» **Written exercise A**:
Reproduce the thread parallelism lesson, beginning at the words "For teachers" and ending after "code run faster?", swapping "Learners" for "Students" throughout.

» **Document excerpt**:
'''

Thread parallelism¶

Learning outcomes

I can schedule jobs with thread parallelism
I can explain how jobs with thread parallelism are scheduled
I can explain how Julia/MATLAB/R code makes use of thread parallelism
I can explain the results of a correct benchmark
I can explain the results of an incorrect benchmark
I can argue why I should stick to my programming language, even if it is not the fastest

For teachers

Teaching goals are:

Schedule and run a job that needs more cores, with a calculation in their favorite language
Learners have scheduled and run a job that needs more cores, with a calculation in their favorite language
Learners understand when it is possible/impossible and/or useful/useless to run a job with multiple cores
Learners can argue why they should stick to their programming languages, even if it is not the fastest

Prior:

What is thread parallelism?
Why use thread parallelism?
Are there other ways to make your code run faster?
What is a benchmark?
Why do a benchmark?

Feedback:

When to use parallel computing?
When not to use parallel computing?

Status overview

HPC cluster	Julia	MATLAB	R	Other comments
Alvis	Unknown	Unknown	Unknown	.
Bianca	Unknown	Unknown	Unknown	.
COSMOS	Yes	No	Yes	.
Dardel	Yes	No	Yes	.
Kebnekaise	Yes	No	Yes	.
LUMI	Unknown	Unknown	Unknown	.
Rackham	Yes	No	Yes	.
Pelle	Yes	No	Yes	.
Tetralith	Yes	No	Yes	Seems to eat up jobs

Prefer this session as a video?

The watch the YouTube video R-Julia-MATLAB course, advanced day: Thread parallelism

Why thread parallelism is important¶

Because it is one way to speedup (pun intended) the calculation.

Goal¶

In this session, we are going to benchmark thread parallelism, as we should not make claims about performance without measurements [CppCore Per.6].

flowchart TD user[User] benchmark_script[Benchmark script] slurm_script[Slurm script] r_script[R script] julia_script[Julia script] matlab_script[MATLAB script] user --> |Account, language| benchmark_script benchmark_script --> |Account, language, number of cores| slurm_script slurm_script --> julia_script slurm_script --> matlab_script slurm_script --> r_script

Benchmark script¶

benchmark_2d_integration.sh is the script that starts a benchmark, by submitting multiple jobs to the Slurm queue, using the Slurm script below.

The goal of the benchmark script is to do a fixed unit of work with increasingly more cores.

As the script itself only does light calculations, you can run it directly. Here is how to call the script:

bash benchmark_2d_integration.sh [account] [language]

Why not call the script with ./benchmark_2d_integration.sh?

Because that would require one extra step: to make the script executable.

For example:

bash benchmark_2d_integration.sh staff r

If you use the incorrect spelling, the script will help you.

Slurm script¶

This is the script that schedules a job with thread parallelism.

'''

[Collected data]
'''

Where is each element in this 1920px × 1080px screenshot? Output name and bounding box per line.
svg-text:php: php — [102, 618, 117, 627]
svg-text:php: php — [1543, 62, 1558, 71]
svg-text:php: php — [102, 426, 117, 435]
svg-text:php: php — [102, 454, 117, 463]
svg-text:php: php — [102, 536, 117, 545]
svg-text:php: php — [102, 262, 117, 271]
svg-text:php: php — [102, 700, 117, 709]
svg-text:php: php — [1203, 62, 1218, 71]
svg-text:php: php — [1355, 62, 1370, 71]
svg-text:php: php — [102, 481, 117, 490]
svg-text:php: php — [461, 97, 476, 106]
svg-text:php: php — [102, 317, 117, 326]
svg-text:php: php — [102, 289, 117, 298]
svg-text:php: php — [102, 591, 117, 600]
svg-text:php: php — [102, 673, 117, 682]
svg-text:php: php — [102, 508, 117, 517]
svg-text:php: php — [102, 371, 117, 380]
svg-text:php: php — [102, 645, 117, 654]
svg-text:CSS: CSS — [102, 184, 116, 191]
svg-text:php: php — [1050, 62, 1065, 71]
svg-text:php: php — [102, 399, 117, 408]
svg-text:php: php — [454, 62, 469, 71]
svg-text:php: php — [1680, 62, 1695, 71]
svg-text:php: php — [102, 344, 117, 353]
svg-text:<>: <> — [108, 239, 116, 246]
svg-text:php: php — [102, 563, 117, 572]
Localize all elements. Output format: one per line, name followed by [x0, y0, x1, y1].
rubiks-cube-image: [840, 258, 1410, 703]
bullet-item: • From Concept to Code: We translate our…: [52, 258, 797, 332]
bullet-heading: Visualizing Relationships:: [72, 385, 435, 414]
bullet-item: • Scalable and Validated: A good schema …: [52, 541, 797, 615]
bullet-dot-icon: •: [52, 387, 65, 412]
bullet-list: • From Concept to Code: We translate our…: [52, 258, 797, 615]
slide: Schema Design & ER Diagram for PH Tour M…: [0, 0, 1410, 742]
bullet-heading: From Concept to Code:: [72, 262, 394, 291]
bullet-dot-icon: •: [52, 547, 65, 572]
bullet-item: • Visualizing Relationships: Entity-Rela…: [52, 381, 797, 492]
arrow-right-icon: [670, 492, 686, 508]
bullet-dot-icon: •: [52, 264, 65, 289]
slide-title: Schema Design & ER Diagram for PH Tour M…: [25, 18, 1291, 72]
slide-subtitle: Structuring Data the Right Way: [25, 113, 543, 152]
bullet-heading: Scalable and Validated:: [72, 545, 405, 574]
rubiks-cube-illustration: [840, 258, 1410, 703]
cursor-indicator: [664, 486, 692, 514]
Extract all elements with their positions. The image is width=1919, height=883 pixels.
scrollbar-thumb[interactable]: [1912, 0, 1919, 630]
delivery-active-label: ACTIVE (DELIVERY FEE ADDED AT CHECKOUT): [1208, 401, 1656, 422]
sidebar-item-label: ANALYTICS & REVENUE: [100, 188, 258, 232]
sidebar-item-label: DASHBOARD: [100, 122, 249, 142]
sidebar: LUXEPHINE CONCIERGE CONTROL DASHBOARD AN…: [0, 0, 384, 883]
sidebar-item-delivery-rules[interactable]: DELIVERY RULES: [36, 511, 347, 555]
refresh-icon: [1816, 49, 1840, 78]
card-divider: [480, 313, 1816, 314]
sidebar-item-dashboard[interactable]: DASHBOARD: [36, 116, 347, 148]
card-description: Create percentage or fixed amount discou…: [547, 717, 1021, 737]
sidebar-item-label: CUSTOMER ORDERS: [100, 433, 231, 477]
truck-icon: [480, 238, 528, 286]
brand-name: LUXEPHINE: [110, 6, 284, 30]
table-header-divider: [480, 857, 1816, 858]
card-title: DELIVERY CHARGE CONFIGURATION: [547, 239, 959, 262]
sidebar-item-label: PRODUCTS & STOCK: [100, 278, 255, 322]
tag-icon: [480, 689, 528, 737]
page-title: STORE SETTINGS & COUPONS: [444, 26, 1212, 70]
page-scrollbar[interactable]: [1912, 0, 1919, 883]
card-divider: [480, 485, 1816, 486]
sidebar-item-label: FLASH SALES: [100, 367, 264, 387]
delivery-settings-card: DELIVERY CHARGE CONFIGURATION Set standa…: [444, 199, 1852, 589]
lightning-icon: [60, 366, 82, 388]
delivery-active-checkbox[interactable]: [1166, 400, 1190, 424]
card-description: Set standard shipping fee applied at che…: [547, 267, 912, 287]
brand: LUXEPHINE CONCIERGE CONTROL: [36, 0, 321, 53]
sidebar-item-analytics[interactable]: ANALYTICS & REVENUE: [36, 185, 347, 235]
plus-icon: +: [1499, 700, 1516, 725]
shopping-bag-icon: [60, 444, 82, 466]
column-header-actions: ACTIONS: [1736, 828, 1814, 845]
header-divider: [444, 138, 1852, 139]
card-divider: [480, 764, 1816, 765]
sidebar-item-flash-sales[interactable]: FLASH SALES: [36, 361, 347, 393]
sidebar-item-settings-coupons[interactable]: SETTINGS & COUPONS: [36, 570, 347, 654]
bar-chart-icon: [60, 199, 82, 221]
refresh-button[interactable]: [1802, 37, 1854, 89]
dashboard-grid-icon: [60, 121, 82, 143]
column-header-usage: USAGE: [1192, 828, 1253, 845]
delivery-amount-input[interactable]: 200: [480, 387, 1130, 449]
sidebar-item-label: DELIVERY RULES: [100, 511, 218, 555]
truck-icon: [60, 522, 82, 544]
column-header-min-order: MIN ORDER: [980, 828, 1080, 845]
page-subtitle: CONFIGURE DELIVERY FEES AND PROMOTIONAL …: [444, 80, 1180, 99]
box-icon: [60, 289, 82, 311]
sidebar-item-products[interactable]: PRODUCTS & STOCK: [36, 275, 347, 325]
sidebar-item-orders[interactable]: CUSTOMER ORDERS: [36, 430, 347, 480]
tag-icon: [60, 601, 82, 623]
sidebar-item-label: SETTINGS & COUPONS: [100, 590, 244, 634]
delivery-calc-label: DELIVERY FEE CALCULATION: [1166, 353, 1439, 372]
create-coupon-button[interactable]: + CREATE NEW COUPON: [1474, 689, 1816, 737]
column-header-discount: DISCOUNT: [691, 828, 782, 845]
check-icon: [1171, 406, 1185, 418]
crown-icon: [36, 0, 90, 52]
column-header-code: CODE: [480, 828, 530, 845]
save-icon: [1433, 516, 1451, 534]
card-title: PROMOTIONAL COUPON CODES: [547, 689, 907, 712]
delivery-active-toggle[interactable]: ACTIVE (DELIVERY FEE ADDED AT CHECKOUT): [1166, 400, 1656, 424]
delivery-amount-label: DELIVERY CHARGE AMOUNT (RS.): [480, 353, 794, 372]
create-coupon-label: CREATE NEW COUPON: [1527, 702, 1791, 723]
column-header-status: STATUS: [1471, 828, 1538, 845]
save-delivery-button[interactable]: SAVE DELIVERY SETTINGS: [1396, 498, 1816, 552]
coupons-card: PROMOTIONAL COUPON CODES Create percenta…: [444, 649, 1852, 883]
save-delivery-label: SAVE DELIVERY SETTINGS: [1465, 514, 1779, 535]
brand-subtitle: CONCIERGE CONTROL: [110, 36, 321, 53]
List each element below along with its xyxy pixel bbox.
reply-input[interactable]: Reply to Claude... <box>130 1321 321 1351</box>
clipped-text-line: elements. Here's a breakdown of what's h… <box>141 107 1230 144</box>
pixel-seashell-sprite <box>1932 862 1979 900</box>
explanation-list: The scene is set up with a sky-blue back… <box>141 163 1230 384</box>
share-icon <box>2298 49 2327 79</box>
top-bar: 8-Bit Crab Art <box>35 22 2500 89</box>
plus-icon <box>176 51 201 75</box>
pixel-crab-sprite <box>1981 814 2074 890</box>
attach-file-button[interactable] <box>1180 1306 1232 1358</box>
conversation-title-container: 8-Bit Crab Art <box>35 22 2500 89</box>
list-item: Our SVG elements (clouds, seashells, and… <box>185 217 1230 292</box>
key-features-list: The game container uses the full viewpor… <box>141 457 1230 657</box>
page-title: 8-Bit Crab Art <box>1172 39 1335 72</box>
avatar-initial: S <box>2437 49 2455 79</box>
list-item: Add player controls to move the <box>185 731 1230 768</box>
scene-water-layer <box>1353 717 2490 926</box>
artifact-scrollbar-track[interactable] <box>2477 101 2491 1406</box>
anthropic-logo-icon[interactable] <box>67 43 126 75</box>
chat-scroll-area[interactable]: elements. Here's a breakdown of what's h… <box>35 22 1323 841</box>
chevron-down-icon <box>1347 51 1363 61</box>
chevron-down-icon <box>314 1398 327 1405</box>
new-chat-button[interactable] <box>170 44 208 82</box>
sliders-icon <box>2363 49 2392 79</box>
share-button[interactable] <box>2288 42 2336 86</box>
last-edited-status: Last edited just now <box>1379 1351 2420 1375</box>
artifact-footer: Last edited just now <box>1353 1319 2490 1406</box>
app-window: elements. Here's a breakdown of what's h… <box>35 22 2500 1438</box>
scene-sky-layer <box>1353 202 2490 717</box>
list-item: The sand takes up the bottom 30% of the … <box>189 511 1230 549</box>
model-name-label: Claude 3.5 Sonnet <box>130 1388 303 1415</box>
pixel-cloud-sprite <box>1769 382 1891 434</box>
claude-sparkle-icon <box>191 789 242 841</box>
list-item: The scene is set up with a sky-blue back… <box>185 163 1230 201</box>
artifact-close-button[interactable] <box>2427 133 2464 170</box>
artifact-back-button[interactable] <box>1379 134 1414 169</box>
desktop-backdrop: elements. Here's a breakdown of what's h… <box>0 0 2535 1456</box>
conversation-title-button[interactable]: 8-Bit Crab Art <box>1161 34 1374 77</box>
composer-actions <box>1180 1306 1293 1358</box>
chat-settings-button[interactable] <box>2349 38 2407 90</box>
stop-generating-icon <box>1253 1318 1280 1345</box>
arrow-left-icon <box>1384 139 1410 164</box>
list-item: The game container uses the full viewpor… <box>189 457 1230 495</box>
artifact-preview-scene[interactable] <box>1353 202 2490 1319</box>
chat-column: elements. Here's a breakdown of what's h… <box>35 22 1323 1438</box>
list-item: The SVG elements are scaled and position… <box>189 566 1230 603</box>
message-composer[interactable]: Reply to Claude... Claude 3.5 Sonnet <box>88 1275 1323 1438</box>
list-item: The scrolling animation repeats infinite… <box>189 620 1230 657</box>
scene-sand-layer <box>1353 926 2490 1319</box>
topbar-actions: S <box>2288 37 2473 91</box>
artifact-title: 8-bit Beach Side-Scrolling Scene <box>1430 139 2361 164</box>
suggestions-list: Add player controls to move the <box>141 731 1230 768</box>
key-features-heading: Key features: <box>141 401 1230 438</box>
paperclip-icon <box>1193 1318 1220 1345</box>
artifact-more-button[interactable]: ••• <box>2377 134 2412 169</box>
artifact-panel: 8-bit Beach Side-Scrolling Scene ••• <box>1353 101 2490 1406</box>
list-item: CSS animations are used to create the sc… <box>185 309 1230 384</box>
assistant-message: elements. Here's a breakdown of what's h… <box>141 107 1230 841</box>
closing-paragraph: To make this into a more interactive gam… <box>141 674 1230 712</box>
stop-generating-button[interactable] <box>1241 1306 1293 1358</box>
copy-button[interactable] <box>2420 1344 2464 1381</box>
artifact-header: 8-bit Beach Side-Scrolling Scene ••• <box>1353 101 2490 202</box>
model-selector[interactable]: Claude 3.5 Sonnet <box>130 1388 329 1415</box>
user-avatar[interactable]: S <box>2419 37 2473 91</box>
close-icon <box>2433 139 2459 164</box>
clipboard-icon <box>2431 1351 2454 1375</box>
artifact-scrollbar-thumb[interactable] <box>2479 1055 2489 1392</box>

'''

» **Written exercise B**:
Copy out the lines of the collected data entries verbatim, starting with the first line of the entries and stopping after the line that contains "svg-text:php: php — [102, 673, 117, 682]".

» **Written solution A**:
For teachers

Teaching goals are:

Schedule and run a job that needs more cores, with a calculation in their favorite language
Students have scheduled and run a job that needs more cores, with a calculation in their favorite language
Students understand when it is possible/impossible and/or useful/useless to run a job with multiple cores
Students can argue why they should stick to their programming languages, even if it is not the fastest

Prior:

What is thread parallelism?
Why use thread parallelism?
Are there other ways to make your code run faster?

» **Written solution B**:
Where is each element in this 1920px × 1080px screenshot? Output name and bounding box per line.
svg-text:php: php — [102, 618, 117, 627]
svg-text:php: php — [1543, 62, 1558, 71]
svg-text:php: php — [102, 426, 117, 435]
svg-text:php: php — [102, 454, 117, 463]
svg-text:php: php — [102, 536, 117, 545]
svg-text:php: php — [102, 262, 117, 271]
svg-text:php: php — [102, 700, 117, 709]
svg-text:php: php — [1203, 62, 1218, 71]
svg-text:php: php — [1355, 62, 1370, 71]
svg-text:php: php — [102, 481, 117, 490]
svg-text:php: php — [461, 97, 476, 106]
svg-text:php: php — [102, 317, 117, 326]
svg-text:php: php — [102, 289, 117, 298]
svg-text:php: php — [102, 591, 117, 600]
svg-text:php: php — [102, 673, 117, 682]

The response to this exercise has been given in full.